[PROVIDED PASSAGE]
-- Begin --

Major changes in hotel management agreements were observed in signings post 2010 and we take the view that further changes are anticipated as there is increased pressure on operators to secure development opportunities while owners’ expectations have drastically shifted, especially in the last couple of years.
This publication summarizes the evolution of a number of key terms in hotel management agreements and our outlook on how these key terms may evolve in the future. Furthermore, it provides an overview of franchise agreements and highlights alternative agreements that are being considered by sophisticated owners in the Middle East region.
Management Agreements
In the last 15 years, the GCC region specifically witnessed a tremendous increase in new hotel developments, the majority of which were subject to management agreements with international operators. Some local brands have also grown their regional footprint through hotel management agreements. Historically, most new hotel developments attracted upscale and luxury brands, with a noticeable increase in midscale and economy brands in the last 3 to 5 years.
Term & Base Fee
- The average initial term for contracts signed in the Middle East after 2008 dropped from 21 years to 17 years when compared to a global average of 18.3 years. Luxury and upscale brands usually have a longer term when compared to the midscale brands. The length of the term is typically negotiated and tied to the commercial fees offered, which is typically represented by an inverse relationship.
- The base management and license fees only consider the top line of the profit and loss statement and therefore may not necessarily incentivize the operator to minimize the operating expenses and increase the bottom line. Historically, base fees were a flat fee, ranging from (2% to 4%) over the term of the agreement and are largely a function of the size and positioning of the property. More recently, signed contracts include a base fee ramp up in the initial years of operations until the hotel is stabilized. The scaled up average base fee in the Middle East is 1.7% of Gross Operating Revenue (GOR) which is lower than the global average base fee of 2.6%.

-- End --

[SOURCE EXCERPT]
-- Begin --

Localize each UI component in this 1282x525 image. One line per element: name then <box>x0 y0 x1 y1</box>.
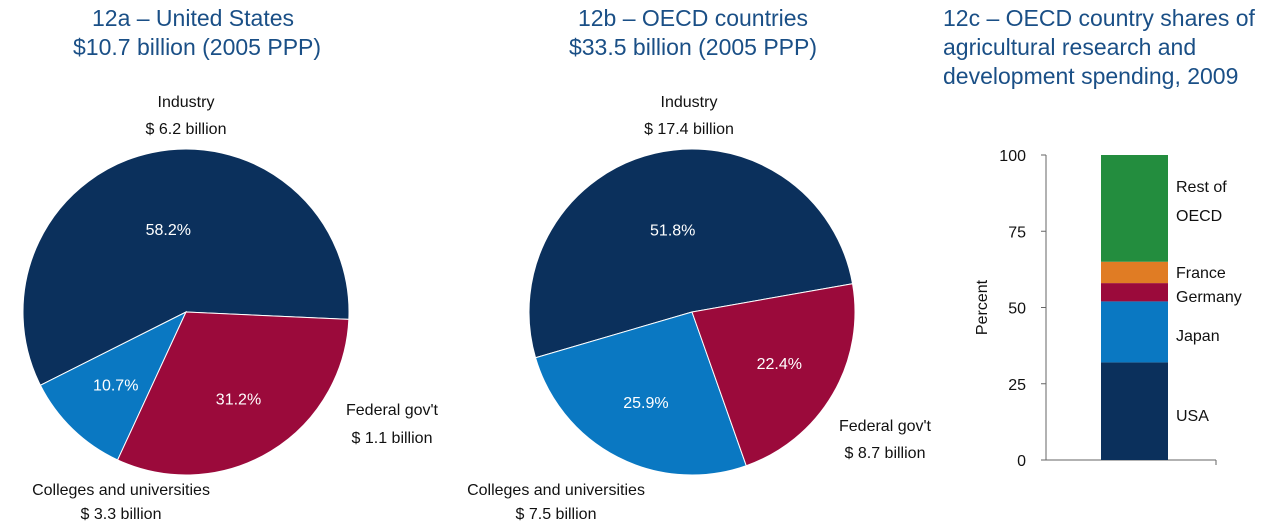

-- End --

In the passage on hotel management agreements, what is the scaled-up average base fee in the Middle East?

1.7% of Gross Operating Revenue (GOR).